PROBLEM REQUIREMENTS: Could you output each line of the data that follows exactly?

ITEMS:
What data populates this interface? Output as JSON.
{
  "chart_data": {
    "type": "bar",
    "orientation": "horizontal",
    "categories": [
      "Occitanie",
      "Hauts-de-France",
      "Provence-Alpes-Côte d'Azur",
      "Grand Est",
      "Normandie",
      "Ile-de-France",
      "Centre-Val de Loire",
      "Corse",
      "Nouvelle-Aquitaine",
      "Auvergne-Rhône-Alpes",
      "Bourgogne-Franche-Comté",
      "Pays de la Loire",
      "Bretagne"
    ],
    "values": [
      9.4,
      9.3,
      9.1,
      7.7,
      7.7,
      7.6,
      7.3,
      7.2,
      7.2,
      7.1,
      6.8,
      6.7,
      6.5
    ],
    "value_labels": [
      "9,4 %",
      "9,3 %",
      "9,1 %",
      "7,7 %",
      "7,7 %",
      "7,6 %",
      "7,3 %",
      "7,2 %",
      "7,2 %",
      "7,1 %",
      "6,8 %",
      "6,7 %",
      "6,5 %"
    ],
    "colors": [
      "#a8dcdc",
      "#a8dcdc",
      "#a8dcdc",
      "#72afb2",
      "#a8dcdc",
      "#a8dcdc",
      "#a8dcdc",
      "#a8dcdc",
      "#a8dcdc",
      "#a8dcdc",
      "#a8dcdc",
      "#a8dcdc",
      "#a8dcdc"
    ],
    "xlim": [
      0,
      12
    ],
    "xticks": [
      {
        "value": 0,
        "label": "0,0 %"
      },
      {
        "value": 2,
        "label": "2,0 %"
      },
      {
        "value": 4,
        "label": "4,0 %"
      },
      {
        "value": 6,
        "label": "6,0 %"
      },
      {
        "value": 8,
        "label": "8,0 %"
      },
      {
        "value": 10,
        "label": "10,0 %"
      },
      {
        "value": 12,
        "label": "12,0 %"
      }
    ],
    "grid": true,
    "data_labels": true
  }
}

RESULT FOR THIS TASK:
What data populates this interface? Output as JSON.
{
  "chart_data": {
    "type": "bar",
    "orientation": "horizontal",
    "categories": [
      "Occitanie",
      "Hauts-de-France",
      "Provence-Alpes-Côte d'Azur",
      "Grand Est",
      "Normandie",
      "Ile-de-France",
      "Centre-Val de Loire",
      "Corse",
      "Nouvelle-Aquitaine",
      "Auvergne-Rhône-Alpes",
      "Bourgogne-Franche-Comté",
      "Pays de la Loire",
      "Bretagne"
    ],
    "values": [
      9.4,
      9.3,
      9.1,
      7.7,
      7.7,
      7.6,
      7.3,
      7.2,
      7.2,
      7.1,
      6.8,
      6.7,
      6.5
    ],
    "value_labels": [
      "9,4 %",
      "9,3 %",
      "9,1 %",
      "7,7 %",
      "7,7 %",
      "7,6 %",
      "7,3 %",
      "7,2 %",
      "7,2 %",
      "7,1 %",
      "6,8 %",
      "6,7 %",
      "6,5 %"
    ],
    "colors": [
      "#a8dcdc",
      "#a8dcdc",
      "#a8dcdc",
      "#72afb2",
      "#a8dcdc",
      "#a8dcdc",
      "#a8dcdc",
      "#a8dcdc",
      "#a8dcdc",
      "#a8dcdc",
      "#a8dcdc",
      "#a8dcdc",
      "#a8dcdc"
    ],
    "xlim": [
      0,
      12
    ],
    "xticks": [
      {
        "value": 0,
        "label": "0,0 %"
      },
      {
        "value": 2,
        "label": "2,0 %"
      },
      {
        "value": 4,
        "label": "4,0 %"
      },
      {
        "value": 6,
        "label": "6,0 %"
      },
      {
        "value": 8,
        "label": "8,0 %"
      },
      {
        "value": 10,
        "label": "10,0 %"
      },
      {
        "value": 12,
        "label": "12,0 %"
      }
    ],
    "grid": true,
    "data_labels": true
  }
}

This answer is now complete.